## START
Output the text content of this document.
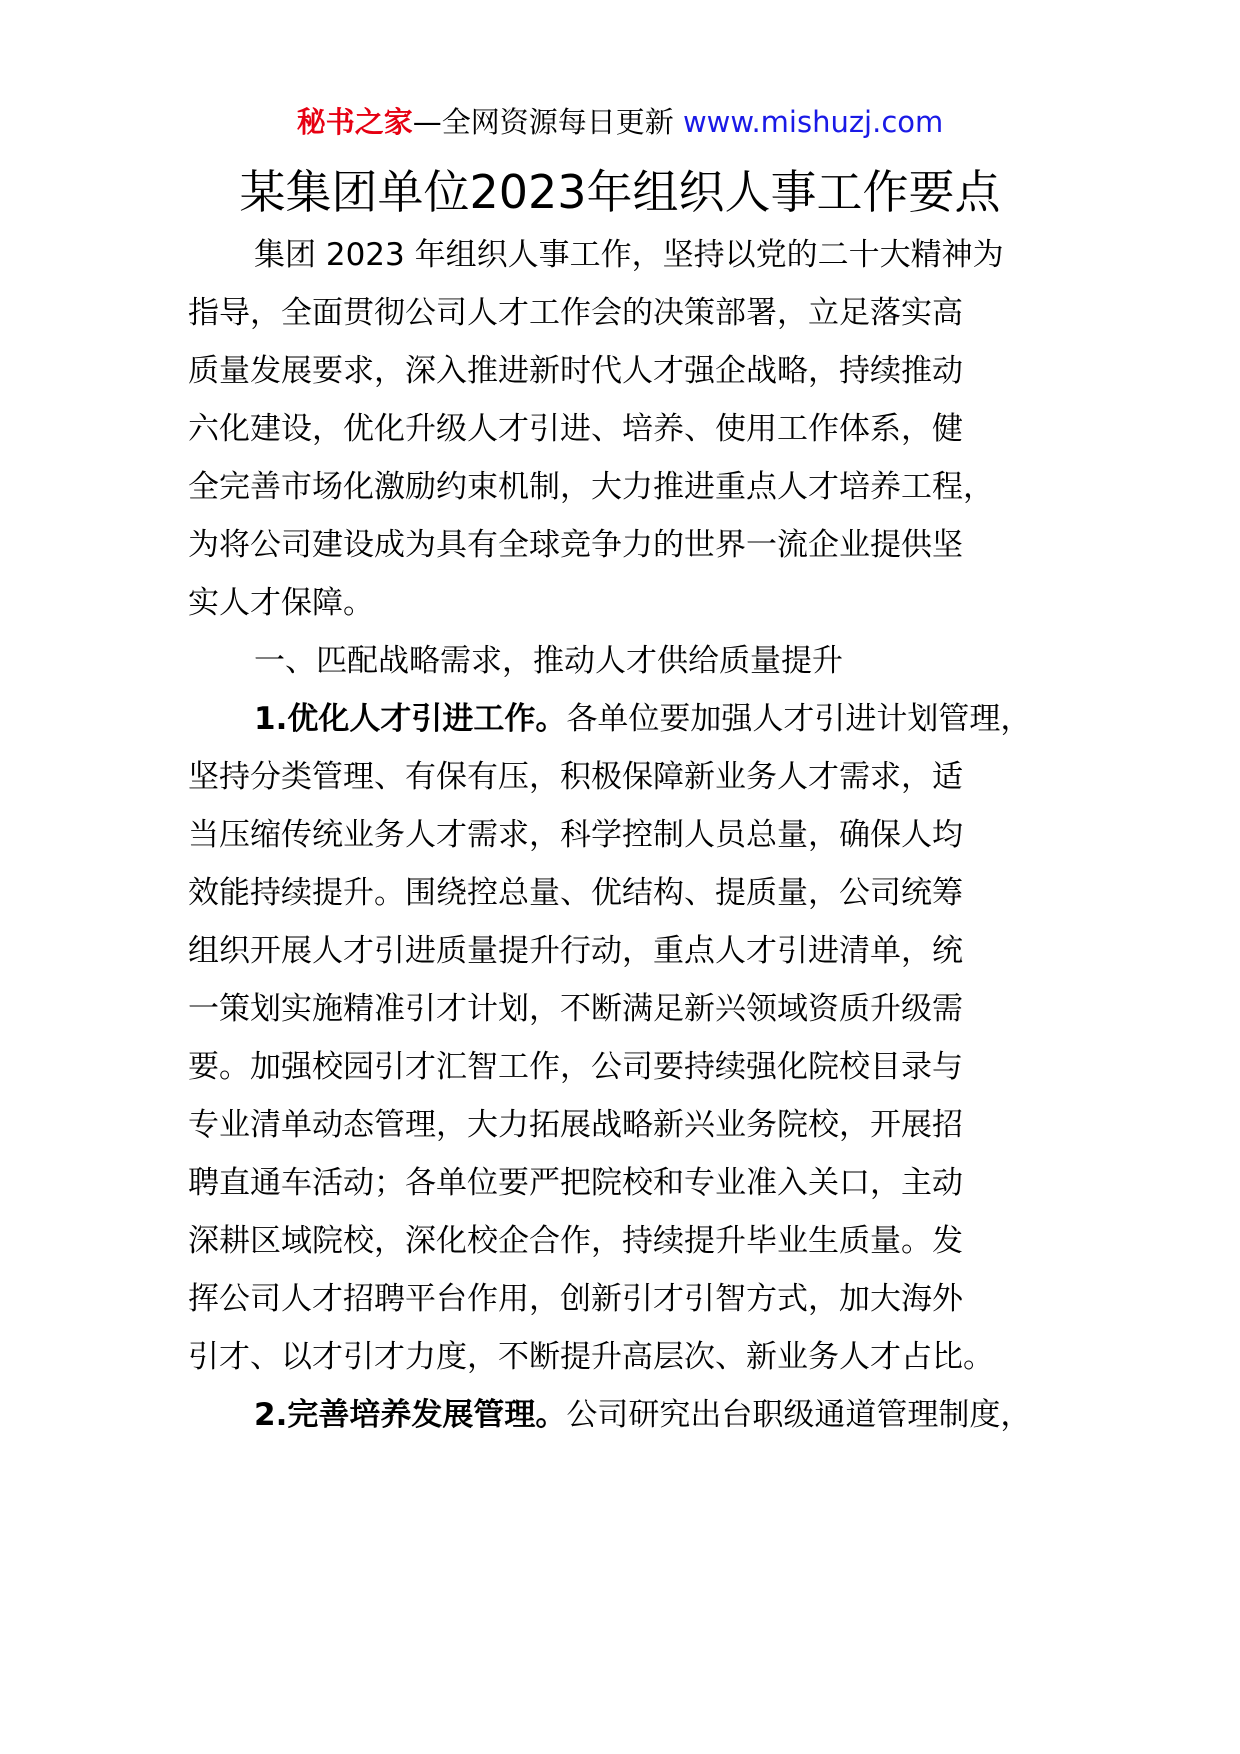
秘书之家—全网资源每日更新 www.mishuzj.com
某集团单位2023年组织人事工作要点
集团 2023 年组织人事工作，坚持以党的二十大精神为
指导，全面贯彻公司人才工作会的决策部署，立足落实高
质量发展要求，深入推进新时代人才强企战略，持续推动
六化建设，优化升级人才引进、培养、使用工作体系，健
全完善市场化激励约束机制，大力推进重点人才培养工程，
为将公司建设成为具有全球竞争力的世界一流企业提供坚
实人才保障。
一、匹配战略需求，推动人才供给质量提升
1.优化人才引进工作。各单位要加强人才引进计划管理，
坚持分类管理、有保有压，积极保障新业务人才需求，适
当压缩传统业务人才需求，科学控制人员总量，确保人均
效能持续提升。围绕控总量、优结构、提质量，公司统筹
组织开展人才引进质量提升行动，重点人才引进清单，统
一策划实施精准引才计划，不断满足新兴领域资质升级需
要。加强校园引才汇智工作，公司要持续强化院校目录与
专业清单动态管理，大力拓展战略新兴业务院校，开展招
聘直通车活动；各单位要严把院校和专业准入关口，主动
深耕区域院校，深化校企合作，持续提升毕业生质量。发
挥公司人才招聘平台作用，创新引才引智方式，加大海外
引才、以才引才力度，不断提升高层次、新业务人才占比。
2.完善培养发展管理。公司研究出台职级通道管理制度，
## END
WHAT TO PRODUCE => Write the records out once more, exactly as they appear, with no pictures.

EXERCISE SOLUTION =>
Output the text content of this document.
秘书之家—全网资源每日更新 www.mishuzj.com
某集团单位2023年组织人事工作要点
集团 2023 年组织人事工作，坚持以党的二十大精神为
指导，全面贯彻公司人才工作会的决策部署，立足落实高
质量发展要求，深入推进新时代人才强企战略，持续推动
六化建设，优化升级人才引进、培养、使用工作体系，健
全完善市场化激励约束机制，大力推进重点人才培养工程，
为将公司建设成为具有全球竞争力的世界一流企业提供坚
实人才保障。
一、匹配战略需求，推动人才供给质量提升
1.优化人才引进工作。各单位要加强人才引进计划管理，
坚持分类管理、有保有压，积极保障新业务人才需求，适
当压缩传统业务人才需求，科学控制人员总量，确保人均
效能持续提升。围绕控总量、优结构、提质量，公司统筹
组织开展人才引进质量提升行动，重点人才引进清单，统
一策划实施精准引才计划，不断满足新兴领域资质升级需
要。加强校园引才汇智工作，公司要持续强化院校目录与
专业清单动态管理，大力拓展战略新兴业务院校，开展招
聘直通车活动；各单位要严把院校和专业准入关口，主动
深耕区域院校，深化校企合作，持续提升毕业生质量。发
挥公司人才招聘平台作用，创新引才引智方式，加大海外
引才、以才引才力度，不断提升高层次、新业务人才占比。
2.完善培养发展管理。公司研究出台职级通道管理制度，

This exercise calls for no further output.